◆ Problem
Copy every line, leaving nothing out and adding nothing.

◆ Input data
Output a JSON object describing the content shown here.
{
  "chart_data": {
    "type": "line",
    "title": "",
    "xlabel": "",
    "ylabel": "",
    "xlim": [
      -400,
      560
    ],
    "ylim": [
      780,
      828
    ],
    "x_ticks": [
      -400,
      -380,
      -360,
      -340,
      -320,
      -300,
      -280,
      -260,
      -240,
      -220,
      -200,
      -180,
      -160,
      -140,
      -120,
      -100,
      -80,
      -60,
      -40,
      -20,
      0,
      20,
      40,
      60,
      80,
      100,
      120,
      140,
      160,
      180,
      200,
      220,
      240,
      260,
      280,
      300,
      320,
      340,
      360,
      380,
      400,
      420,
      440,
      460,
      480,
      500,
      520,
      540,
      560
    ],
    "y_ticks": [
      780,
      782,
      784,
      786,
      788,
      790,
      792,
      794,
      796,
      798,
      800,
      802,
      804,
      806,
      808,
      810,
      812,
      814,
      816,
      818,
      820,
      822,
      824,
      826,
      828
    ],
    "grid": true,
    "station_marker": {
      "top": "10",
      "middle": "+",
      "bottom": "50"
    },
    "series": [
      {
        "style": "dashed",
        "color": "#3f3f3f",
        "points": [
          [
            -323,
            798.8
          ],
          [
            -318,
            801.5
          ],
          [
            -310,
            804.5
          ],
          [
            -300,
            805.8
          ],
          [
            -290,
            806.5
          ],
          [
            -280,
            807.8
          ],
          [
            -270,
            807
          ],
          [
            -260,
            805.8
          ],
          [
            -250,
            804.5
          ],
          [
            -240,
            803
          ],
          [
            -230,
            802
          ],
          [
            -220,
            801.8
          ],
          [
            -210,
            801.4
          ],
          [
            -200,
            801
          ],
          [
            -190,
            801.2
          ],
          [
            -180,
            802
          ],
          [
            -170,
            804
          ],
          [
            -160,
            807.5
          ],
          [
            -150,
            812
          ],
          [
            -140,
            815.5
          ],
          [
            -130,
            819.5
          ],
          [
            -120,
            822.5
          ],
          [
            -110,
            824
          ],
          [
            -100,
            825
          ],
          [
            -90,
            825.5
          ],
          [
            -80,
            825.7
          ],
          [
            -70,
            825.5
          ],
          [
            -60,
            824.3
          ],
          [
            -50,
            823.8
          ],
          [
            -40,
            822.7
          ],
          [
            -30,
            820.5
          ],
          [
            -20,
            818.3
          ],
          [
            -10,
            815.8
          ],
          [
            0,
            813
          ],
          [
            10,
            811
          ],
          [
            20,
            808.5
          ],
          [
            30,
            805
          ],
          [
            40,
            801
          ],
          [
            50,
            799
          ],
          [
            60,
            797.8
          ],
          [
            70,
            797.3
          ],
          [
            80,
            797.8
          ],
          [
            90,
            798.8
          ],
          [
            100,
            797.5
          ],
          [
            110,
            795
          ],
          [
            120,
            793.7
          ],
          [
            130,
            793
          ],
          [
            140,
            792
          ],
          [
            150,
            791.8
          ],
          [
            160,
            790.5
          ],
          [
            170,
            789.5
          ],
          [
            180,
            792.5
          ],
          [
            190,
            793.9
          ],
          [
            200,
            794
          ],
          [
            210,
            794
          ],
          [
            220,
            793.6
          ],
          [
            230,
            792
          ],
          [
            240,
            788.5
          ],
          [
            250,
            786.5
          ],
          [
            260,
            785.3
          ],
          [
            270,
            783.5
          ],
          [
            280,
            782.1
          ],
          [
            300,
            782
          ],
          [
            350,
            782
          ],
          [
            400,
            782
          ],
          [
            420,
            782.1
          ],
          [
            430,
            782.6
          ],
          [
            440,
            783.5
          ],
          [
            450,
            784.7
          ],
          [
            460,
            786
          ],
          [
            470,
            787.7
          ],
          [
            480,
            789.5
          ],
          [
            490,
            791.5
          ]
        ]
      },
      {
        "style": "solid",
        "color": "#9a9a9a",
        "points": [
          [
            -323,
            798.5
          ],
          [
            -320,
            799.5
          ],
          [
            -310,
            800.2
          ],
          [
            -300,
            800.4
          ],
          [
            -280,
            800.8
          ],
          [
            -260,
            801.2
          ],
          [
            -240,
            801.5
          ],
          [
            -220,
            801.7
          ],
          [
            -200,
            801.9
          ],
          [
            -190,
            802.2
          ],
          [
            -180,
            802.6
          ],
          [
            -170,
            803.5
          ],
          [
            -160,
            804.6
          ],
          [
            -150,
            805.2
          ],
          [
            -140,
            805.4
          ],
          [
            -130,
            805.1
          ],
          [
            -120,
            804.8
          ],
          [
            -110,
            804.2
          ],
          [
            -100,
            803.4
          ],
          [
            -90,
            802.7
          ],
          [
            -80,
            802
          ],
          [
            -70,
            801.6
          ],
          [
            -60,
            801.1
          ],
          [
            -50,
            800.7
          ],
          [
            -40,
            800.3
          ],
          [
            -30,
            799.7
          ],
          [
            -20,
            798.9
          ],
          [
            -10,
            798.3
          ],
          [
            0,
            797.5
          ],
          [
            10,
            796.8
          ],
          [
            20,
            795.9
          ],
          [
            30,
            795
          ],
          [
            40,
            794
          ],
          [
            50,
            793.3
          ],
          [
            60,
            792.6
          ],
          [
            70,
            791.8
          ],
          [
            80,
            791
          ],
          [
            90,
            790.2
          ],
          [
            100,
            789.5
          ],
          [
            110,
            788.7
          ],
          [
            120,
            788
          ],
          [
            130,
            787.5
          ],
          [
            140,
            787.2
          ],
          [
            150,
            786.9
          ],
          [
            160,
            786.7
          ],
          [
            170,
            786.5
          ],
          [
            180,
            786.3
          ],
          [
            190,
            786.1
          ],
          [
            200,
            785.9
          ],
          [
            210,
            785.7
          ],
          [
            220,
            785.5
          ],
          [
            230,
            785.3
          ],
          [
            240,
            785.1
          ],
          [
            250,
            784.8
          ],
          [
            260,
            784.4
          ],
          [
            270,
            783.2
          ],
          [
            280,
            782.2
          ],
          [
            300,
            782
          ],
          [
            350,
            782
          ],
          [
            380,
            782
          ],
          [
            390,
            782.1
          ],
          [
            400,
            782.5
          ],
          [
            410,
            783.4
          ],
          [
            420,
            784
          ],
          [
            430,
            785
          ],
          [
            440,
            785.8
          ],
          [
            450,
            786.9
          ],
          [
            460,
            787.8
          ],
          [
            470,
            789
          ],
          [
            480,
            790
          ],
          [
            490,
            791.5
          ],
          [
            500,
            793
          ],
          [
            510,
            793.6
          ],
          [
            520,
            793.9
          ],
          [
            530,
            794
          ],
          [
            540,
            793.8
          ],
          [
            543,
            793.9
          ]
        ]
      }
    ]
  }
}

◆ Final result
Output a JSON object describing the content shown here.
{
  "chart_data": {
    "type": "line",
    "title": "",
    "xlabel": "",
    "ylabel": "",
    "xlim": [
      -400,
      560
    ],
    "ylim": [
      780,
      828
    ],
    "x_ticks": [
      -400,
      -380,
      -360,
      -340,
      -320,
      -300,
      -280,
      -260,
      -240,
      -220,
      -200,
      -180,
      -160,
      -140,
      -120,
      -100,
      -80,
      -60,
      -40,
      -20,
      0,
      20,
      40,
      60,
      80,
      100,
      120,
      140,
      160,
      180,
      200,
      220,
      240,
      260,
      280,
      300,
      320,
      340,
      360,
      380,
      400,
      420,
      440,
      460,
      480,
      500,
      520,
      540,
      560
    ],
    "y_ticks": [
      780,
      782,
      784,
      786,
      788,
      790,
      792,
      794,
      796,
      798,
      800,
      802,
      804,
      806,
      808,
      810,
      812,
      814,
      816,
      818,
      820,
      822,
      824,
      826,
      828
    ],
    "grid": true,
    "station_marker": {
      "top": "10",
      "middle": "+",
      "bottom": "50"
    },
    "series": [
      {
        "style": "dashed",
        "color": "#3f3f3f",
        "points": [
          [
            -323,
            798.8
          ],
          [
            -318,
            801.5
          ],
          [
            -310,
            804.5
          ],
          [
            -300,
            805.8
          ],
          [
            -290,
            806.5
          ],
          [
            -280,
            807.8
          ],
          [
            -270,
            807
          ],
          [
            -260,
            805.8
          ],
          [
            -250,
            804.5
          ],
          [
            -240,
            803
          ],
          [
            -230,
            802
          ],
          [
            -220,
            801.8
          ],
          [
            -210,
            801.4
          ],
          [
            -200,
            801
          ],
          [
            -190,
            801.2
          ],
          [
            -180,
            802
          ],
          [
            -170,
            804
          ],
          [
            -160,
            807.5
          ],
          [
            -150,
            812
          ],
          [
            -140,
            815.5
          ],
          [
            -130,
            819.5
          ],
          [
            -120,
            822.5
          ],
          [
            -110,
            824
          ],
          [
            -100,
            825
          ],
          [
            -90,
            825.5
          ],
          [
            -80,
            825.7
          ],
          [
            -70,
            825.5
          ],
          [
            -60,
            824.3
          ],
          [
            -50,
            823.8
          ],
          [
            -40,
            822.7
          ],
          [
            -30,
            820.5
          ],
          [
            -20,
            818.3
          ],
          [
            -10,
            815.8
          ],
          [
            0,
            813
          ],
          [
            10,
            811
          ],
          [
            20,
            808.5
          ],
          [
            30,
            805
          ],
          [
            40,
            801
          ],
          [
            50,
            799
          ],
          [
            60,
            797.8
          ],
          [
            70,
            797.3
          ],
          [
            80,
            797.8
          ],
          [
            90,
            798.8
          ],
          [
            100,
            797.5
          ],
          [
            110,
            795
          ],
          [
            120,
            793.7
          ],
          [
            130,
            793
          ],
          [
            140,
            792
          ],
          [
            150,
            791.8
          ],
          [
            160,
            790.5
          ],
          [
            170,
            789.5
          ],
          [
            180,
            792.5
          ],
          [
            190,
            793.9
          ],
          [
            200,
            794
          ],
          [
            210,
            794
          ],
          [
            220,
            793.6
          ],
          [
            230,
            792
          ],
          [
            240,
            788.5
          ],
          [
            250,
            786.5
          ],
          [
            260,
            785.3
          ],
          [
            270,
            783.5
          ],
          [
            280,
            782.1
          ],
          [
            300,
            782
          ],
          [
            350,
            782
          ],
          [
            400,
            782
          ],
          [
            420,
            782.1
          ],
          [
            430,
            782.6
          ],
          [
            440,
            783.5
          ],
          [
            450,
            784.7
          ],
          [
            460,
            786
          ],
          [
            470,
            787.7
          ],
          [
            480,
            789.5
          ],
          [
            490,
            791.5
          ]
        ]
      },
      {
        "style": "solid",
        "color": "#9a9a9a",
        "points": [
          [
            -323,
            798.5
          ],
          [
            -320,
            799.5
          ],
          [
            -310,
            800.2
          ],
          [
            -300,
            800.4
          ],
          [
            -280,
            800.8
          ],
          [
            -260,
            801.2
          ],
          [
            -240,
            801.5
          ],
          [
            -220,
            801.7
          ],
          [
            -200,
            801.9
          ],
          [
            -190,
            802.2
          ],
          [
            -180,
            802.6
          ],
          [
            -170,
            803.5
          ],
          [
            -160,
            804.6
          ],
          [
            -150,
            805.2
          ],
          [
            -140,
            805.4
          ],
          [
            -130,
            805.1
          ],
          [
            -120,
            804.8
          ],
          [
            -110,
            804.2
          ],
          [
            -100,
            803.4
          ],
          [
            -90,
            802.7
          ],
          [
            -80,
            802
          ],
          [
            -70,
            801.6
          ],
          [
            -60,
            801.1
          ],
          [
            -50,
            800.7
          ],
          [
            -40,
            800.3
          ],
          [
            -30,
            799.7
          ],
          [
            -20,
            798.9
          ],
          [
            -10,
            798.3
          ],
          [
            0,
            797.5
          ],
          [
            10,
            796.8
          ],
          [
            20,
            795.9
          ],
          [
            30,
            795
          ],
          [
            40,
            794
          ],
          [
            50,
            793.3
          ],
          [
            60,
            792.6
          ],
          [
            70,
            791.8
          ],
          [
            80,
            791
          ],
          [
            90,
            790.2
          ],
          [
            100,
            789.5
          ],
          [
            110,
            788.7
          ],
          [
            120,
            788
          ],
          [
            130,
            787.5
          ],
          [
            140,
            787.2
          ],
          [
            150,
            786.9
          ],
          [
            160,
            786.7
          ],
          [
            170,
            786.5
          ],
          [
            180,
            786.3
          ],
          [
            190,
            786.1
          ],
          [
            200,
            785.9
          ],
          [
            210,
            785.7
          ],
          [
            220,
            785.5
          ],
          [
            230,
            785.3
          ],
          [
            240,
            785.1
          ],
          [
            250,
            784.8
          ],
          [
            260,
            784.4
          ],
          [
            270,
            783.2
          ],
          [
            280,
            782.2
          ],
          [
            300,
            782
          ],
          [
            350,
            782
          ],
          [
            380,
            782
          ],
          [
            390,
            782.1
          ],
          [
            400,
            782.5
          ],
          [
            410,
            783.4
          ],
          [
            420,
            784
          ],
          [
            430,
            785
          ],
          [
            440,
            785.8
          ],
          [
            450,
            786.9
          ],
          [
            460,
            787.8
          ],
          [
            470,
            789
          ],
          [
            480,
            790
          ],
          [
            490,
            791.5
          ],
          [
            500,
            793
          ],
          [
            510,
            793.6
          ],
          [
            520,
            793.9
          ],
          [
            530,
            794
          ],
          [
            540,
            793.8
          ],
          [
            543,
            793.9
          ]
        ]
      }
    ]
  }
}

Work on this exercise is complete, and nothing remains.